▶ GIVEN INSTRUCTION
Give back each entry unchanged, minus pictures.

-- BEGIN --

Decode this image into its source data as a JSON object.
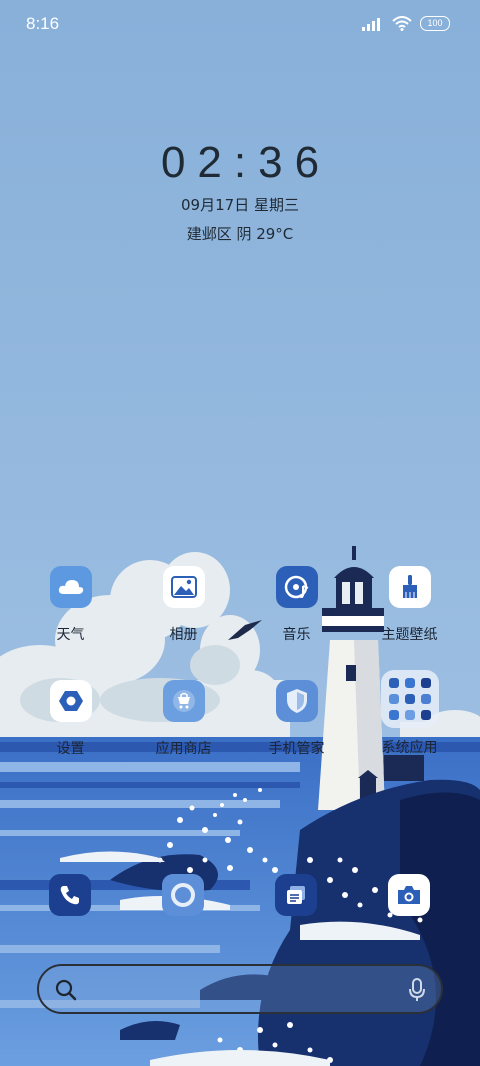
{
  "status_bar": {
    "time": "8:16",
    "battery": "100",
    "icons": [
      "signal-icon",
      "wifi-icon",
      "battery-icon"
    ]
  },
  "clock": {
    "time": "02:36",
    "date": "09月17日 星期三",
    "weather": "建邺区 阴 29°C"
  },
  "apps": [
    {
      "label": "天气",
      "icon": "cloud-icon"
    },
    {
      "label": "相册",
      "icon": "gallery-icon"
    },
    {
      "label": "音乐",
      "icon": "music-icon"
    },
    {
      "label": "主题壁纸",
      "icon": "brush-icon"
    },
    {
      "label": "设置",
      "icon": "hexagon-settings-icon"
    },
    {
      "label": "应用商店",
      "icon": "shopping-bag-icon"
    },
    {
      "label": "手机管家",
      "icon": "shield-icon"
    },
    {
      "label": "系统应用",
      "icon": "app-folder-icon"
    }
  ],
  "dock": [
    {
      "icon": "phone-icon"
    },
    {
      "icon": "browser-icon"
    },
    {
      "icon": "messages-icon"
    },
    {
      "icon": "camera-icon"
    }
  ],
  "search": {
    "icons": [
      "search-icon",
      "microphone-icon"
    ]
  },
  "colors": {
    "sky": "#8eb4db",
    "sea": "#3f73c9",
    "navy": "#17306e",
    "cloud": "#e8edef"
  }
}
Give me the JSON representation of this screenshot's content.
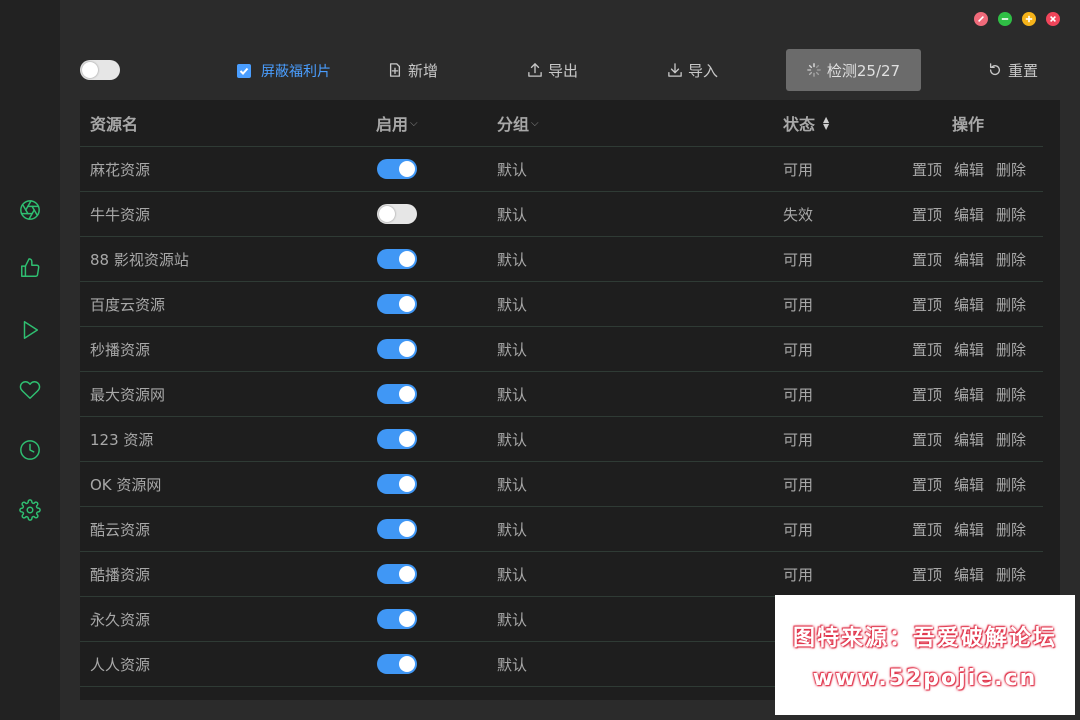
{
  "window": {
    "controls": [
      "pin",
      "minimize",
      "maximize",
      "close"
    ],
    "colors": {
      "pin": "#f06a7a",
      "minimize": "#2fbf45",
      "maximize": "#f5b31a",
      "close": "#f0455a"
    }
  },
  "sidebar": {
    "items": [
      {
        "icon": "aperture-icon"
      },
      {
        "icon": "thumbs-up-icon"
      },
      {
        "icon": "play-icon"
      },
      {
        "icon": "heart-icon"
      },
      {
        "icon": "clock-icon"
      },
      {
        "icon": "gear-icon"
      }
    ]
  },
  "toolbar": {
    "filter_label": "屏蔽福利片",
    "filter_checked": true,
    "add_label": "新增",
    "export_label": "导出",
    "import_label": "导入",
    "check_label": "检测25/27",
    "reset_label": "重置"
  },
  "table": {
    "headers": {
      "name": "资源名",
      "enabled": "启用",
      "group": "分组",
      "status": "状态",
      "actions": "操作"
    },
    "action_labels": {
      "top": "置顶",
      "edit": "编辑",
      "delete": "删除"
    },
    "rows": [
      {
        "name": "麻花资源",
        "enabled": true,
        "group": "默认",
        "status": "可用"
      },
      {
        "name": "牛牛资源",
        "enabled": false,
        "group": "默认",
        "status": "失效"
      },
      {
        "name": "88 影视资源站",
        "enabled": true,
        "group": "默认",
        "status": "可用"
      },
      {
        "name": "百度云资源",
        "enabled": true,
        "group": "默认",
        "status": "可用"
      },
      {
        "name": "秒播资源",
        "enabled": true,
        "group": "默认",
        "status": "可用"
      },
      {
        "name": "最大资源网",
        "enabled": true,
        "group": "默认",
        "status": "可用"
      },
      {
        "name": "123 资源",
        "enabled": true,
        "group": "默认",
        "status": "可用"
      },
      {
        "name": "OK 资源网",
        "enabled": true,
        "group": "默认",
        "status": "可用"
      },
      {
        "name": "酷云资源",
        "enabled": true,
        "group": "默认",
        "status": "可用"
      },
      {
        "name": "酷播资源",
        "enabled": true,
        "group": "默认",
        "status": "可用"
      },
      {
        "name": "永久资源",
        "enabled": true,
        "group": "默认",
        "status": ""
      },
      {
        "name": "人人资源",
        "enabled": true,
        "group": "默认",
        "status": ""
      }
    ]
  },
  "watermark": {
    "line1": "图特来源：吾爱破解论坛",
    "line2": "www.52pojie.cn"
  },
  "colors": {
    "accent": "#4097f5",
    "sidebar_icon": "#2fbf71",
    "background": "#2b2b2b",
    "table_bg": "#1e1e1e"
  }
}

-- END --

▶ PROBLEM SOLUTION
Decode this image into its source data as a JSON object.
{
  "status_bar": {
    "time": "8:16",
    "battery": "100",
    "icons": [
      "signal-icon",
      "wifi-icon",
      "battery-icon"
    ]
  },
  "clock": {
    "time": "02:36",
    "date": "09月17日 星期三",
    "weather": "建邺区 阴 29°C"
  },
  "apps": [
    {
      "label": "天气",
      "icon": "cloud-icon"
    },
    {
      "label": "相册",
      "icon": "gallery-icon"
    },
    {
      "label": "音乐",
      "icon": "music-icon"
    },
    {
      "label": "主题壁纸",
      "icon": "brush-icon"
    },
    {
      "label": "设置",
      "icon": "hexagon-settings-icon"
    },
    {
      "label": "应用商店",
      "icon": "shopping-bag-icon"
    },
    {
      "label": "手机管家",
      "icon": "shield-icon"
    },
    {
      "label": "系统应用",
      "icon": "app-folder-icon"
    }
  ],
  "dock": [
    {
      "icon": "phone-icon"
    },
    {
      "icon": "browser-icon"
    },
    {
      "icon": "messages-icon"
    },
    {
      "icon": "camera-icon"
    }
  ],
  "search": {
    "icons": [
      "search-icon",
      "microphone-icon"
    ]
  },
  "colors": {
    "sky": "#8eb4db",
    "sea": "#3f73c9",
    "navy": "#17306e",
    "cloud": "#e8edef"
  }
}
Give me the JSON representation of this screenshot's content.
{
  "window": {
    "controls": [
      "pin",
      "minimize",
      "maximize",
      "close"
    ],
    "colors": {
      "pin": "#f06a7a",
      "minimize": "#2fbf45",
      "maximize": "#f5b31a",
      "close": "#f0455a"
    }
  },
  "sidebar": {
    "items": [
      {
        "icon": "aperture-icon"
      },
      {
        "icon": "thumbs-up-icon"
      },
      {
        "icon": "play-icon"
      },
      {
        "icon": "heart-icon"
      },
      {
        "icon": "clock-icon"
      },
      {
        "icon": "gear-icon"
      }
    ]
  },
  "toolbar": {
    "filter_label": "屏蔽福利片",
    "filter_checked": true,
    "add_label": "新增",
    "export_label": "导出",
    "import_label": "导入",
    "check_label": "检测25/27",
    "reset_label": "重置"
  },
  "table": {
    "headers": {
      "name": "资源名",
      "enabled": "启用",
      "group": "分组",
      "status": "状态",
      "actions": "操作"
    },
    "action_labels": {
      "top": "置顶",
      "edit": "编辑",
      "delete": "删除"
    },
    "rows": [
      {
        "name": "麻花资源",
        "enabled": true,
        "group": "默认",
        "status": "可用"
      },
      {
        "name": "牛牛资源",
        "enabled": false,
        "group": "默认",
        "status": "失效"
      },
      {
        "name": "88 影视资源站",
        "enabled": true,
        "group": "默认",
        "status": "可用"
      },
      {
        "name": "百度云资源",
        "enabled": true,
        "group": "默认",
        "status": "可用"
      },
      {
        "name": "秒播资源",
        "enabled": true,
        "group": "默认",
        "status": "可用"
      },
      {
        "name": "最大资源网",
        "enabled": true,
        "group": "默认",
        "status": "可用"
      },
      {
        "name": "123 资源",
        "enabled": true,
        "group": "默认",
        "status": "可用"
      },
      {
        "name": "OK 资源网",
        "enabled": true,
        "group": "默认",
        "status": "可用"
      },
      {
        "name": "酷云资源",
        "enabled": true,
        "group": "默认",
        "status": "可用"
      },
      {
        "name": "酷播资源",
        "enabled": true,
        "group": "默认",
        "status": "可用"
      },
      {
        "name": "永久资源",
        "enabled": true,
        "group": "默认",
        "status": ""
      },
      {
        "name": "人人资源",
        "enabled": true,
        "group": "默认",
        "status": ""
      }
    ]
  },
  "watermark": {
    "line1": "图特来源：吾爱破解论坛",
    "line2": "www.52pojie.cn"
  },
  "colors": {
    "accent": "#4097f5",
    "sidebar_icon": "#2fbf71",
    "background": "#2b2b2b",
    "table_bg": "#1e1e1e"
  }
}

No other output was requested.